• **What is required**: Copy the entire listing exactly.

• **Supplied entries**:
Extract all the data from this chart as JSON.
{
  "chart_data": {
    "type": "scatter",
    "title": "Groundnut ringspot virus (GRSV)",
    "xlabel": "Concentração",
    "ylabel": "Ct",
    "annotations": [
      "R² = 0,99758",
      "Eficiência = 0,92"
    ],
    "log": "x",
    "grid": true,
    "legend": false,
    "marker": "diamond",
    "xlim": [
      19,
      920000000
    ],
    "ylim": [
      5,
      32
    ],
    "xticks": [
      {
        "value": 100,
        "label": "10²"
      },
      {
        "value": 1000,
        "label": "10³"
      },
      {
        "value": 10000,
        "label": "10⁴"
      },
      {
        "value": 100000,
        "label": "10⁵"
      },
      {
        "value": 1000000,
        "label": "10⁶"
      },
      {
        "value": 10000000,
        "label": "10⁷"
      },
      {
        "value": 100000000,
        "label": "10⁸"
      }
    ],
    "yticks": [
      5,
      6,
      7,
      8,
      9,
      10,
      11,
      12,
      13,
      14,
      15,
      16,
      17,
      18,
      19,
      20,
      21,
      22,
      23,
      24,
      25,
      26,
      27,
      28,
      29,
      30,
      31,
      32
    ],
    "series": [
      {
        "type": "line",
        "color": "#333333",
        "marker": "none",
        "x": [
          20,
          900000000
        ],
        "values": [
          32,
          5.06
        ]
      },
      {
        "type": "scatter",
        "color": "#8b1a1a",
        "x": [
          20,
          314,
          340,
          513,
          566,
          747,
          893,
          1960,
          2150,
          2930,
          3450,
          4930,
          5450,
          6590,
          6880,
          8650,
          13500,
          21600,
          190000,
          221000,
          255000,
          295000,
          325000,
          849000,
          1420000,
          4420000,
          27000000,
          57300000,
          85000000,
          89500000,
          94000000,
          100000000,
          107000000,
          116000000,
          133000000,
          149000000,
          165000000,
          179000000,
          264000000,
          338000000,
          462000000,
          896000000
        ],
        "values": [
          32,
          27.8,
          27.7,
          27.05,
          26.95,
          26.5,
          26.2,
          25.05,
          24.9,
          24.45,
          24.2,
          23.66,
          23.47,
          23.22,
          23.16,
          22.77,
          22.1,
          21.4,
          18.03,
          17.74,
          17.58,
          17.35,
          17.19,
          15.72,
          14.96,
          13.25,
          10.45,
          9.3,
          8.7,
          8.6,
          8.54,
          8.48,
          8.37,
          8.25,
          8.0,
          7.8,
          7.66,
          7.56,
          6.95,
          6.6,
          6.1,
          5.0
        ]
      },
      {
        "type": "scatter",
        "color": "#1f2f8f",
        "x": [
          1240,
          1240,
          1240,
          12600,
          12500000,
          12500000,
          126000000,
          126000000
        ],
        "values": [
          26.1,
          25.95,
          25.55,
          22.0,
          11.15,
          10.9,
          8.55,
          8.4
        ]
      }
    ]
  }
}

• **Solution to the problem**:
Extract all the data from this chart as JSON.
{
  "chart_data": {
    "type": "scatter",
    "title": "Groundnut ringspot virus (GRSV)",
    "xlabel": "Concentração",
    "ylabel": "Ct",
    "annotations": [
      "R² = 0,99758",
      "Eficiência = 0,92"
    ],
    "log": "x",
    "grid": true,
    "legend": false,
    "marker": "diamond",
    "xlim": [
      19,
      920000000
    ],
    "ylim": [
      5,
      32
    ],
    "xticks": [
      {
        "value": 100,
        "label": "10²"
      },
      {
        "value": 1000,
        "label": "10³"
      },
      {
        "value": 10000,
        "label": "10⁴"
      },
      {
        "value": 100000,
        "label": "10⁵"
      },
      {
        "value": 1000000,
        "label": "10⁶"
      },
      {
        "value": 10000000,
        "label": "10⁷"
      },
      {
        "value": 100000000,
        "label": "10⁸"
      }
    ],
    "yticks": [
      5,
      6,
      7,
      8,
      9,
      10,
      11,
      12,
      13,
      14,
      15,
      16,
      17,
      18,
      19,
      20,
      21,
      22,
      23,
      24,
      25,
      26,
      27,
      28,
      29,
      30,
      31,
      32
    ],
    "series": [
      {
        "type": "line",
        "color": "#333333",
        "marker": "none",
        "x": [
          20,
          900000000
        ],
        "values": [
          32,
          5.06
        ]
      },
      {
        "type": "scatter",
        "color": "#8b1a1a",
        "x": [
          20,
          314,
          340,
          513,
          566,
          747,
          893,
          1960,
          2150,
          2930,
          3450,
          4930,
          5450,
          6590,
          6880,
          8650,
          13500,
          21600,
          190000,
          221000,
          255000,
          295000,
          325000,
          849000,
          1420000,
          4420000,
          27000000,
          57300000,
          85000000,
          89500000,
          94000000,
          100000000,
          107000000,
          116000000,
          133000000,
          149000000,
          165000000,
          179000000,
          264000000,
          338000000,
          462000000,
          896000000
        ],
        "values": [
          32,
          27.8,
          27.7,
          27.05,
          26.95,
          26.5,
          26.2,
          25.05,
          24.9,
          24.45,
          24.2,
          23.66,
          23.47,
          23.22,
          23.16,
          22.77,
          22.1,
          21.4,
          18.03,
          17.74,
          17.58,
          17.35,
          17.19,
          15.72,
          14.96,
          13.25,
          10.45,
          9.3,
          8.7,
          8.6,
          8.54,
          8.48,
          8.37,
          8.25,
          8.0,
          7.8,
          7.66,
          7.56,
          6.95,
          6.6,
          6.1,
          5.0
        ]
      },
      {
        "type": "scatter",
        "color": "#1f2f8f",
        "x": [
          1240,
          1240,
          1240,
          12600,
          12500000,
          12500000,
          126000000,
          126000000
        ],
        "values": [
          26.1,
          25.95,
          25.55,
          22.0,
          11.15,
          10.9,
          8.55,
          8.4
        ]
      }
    ]
  }
}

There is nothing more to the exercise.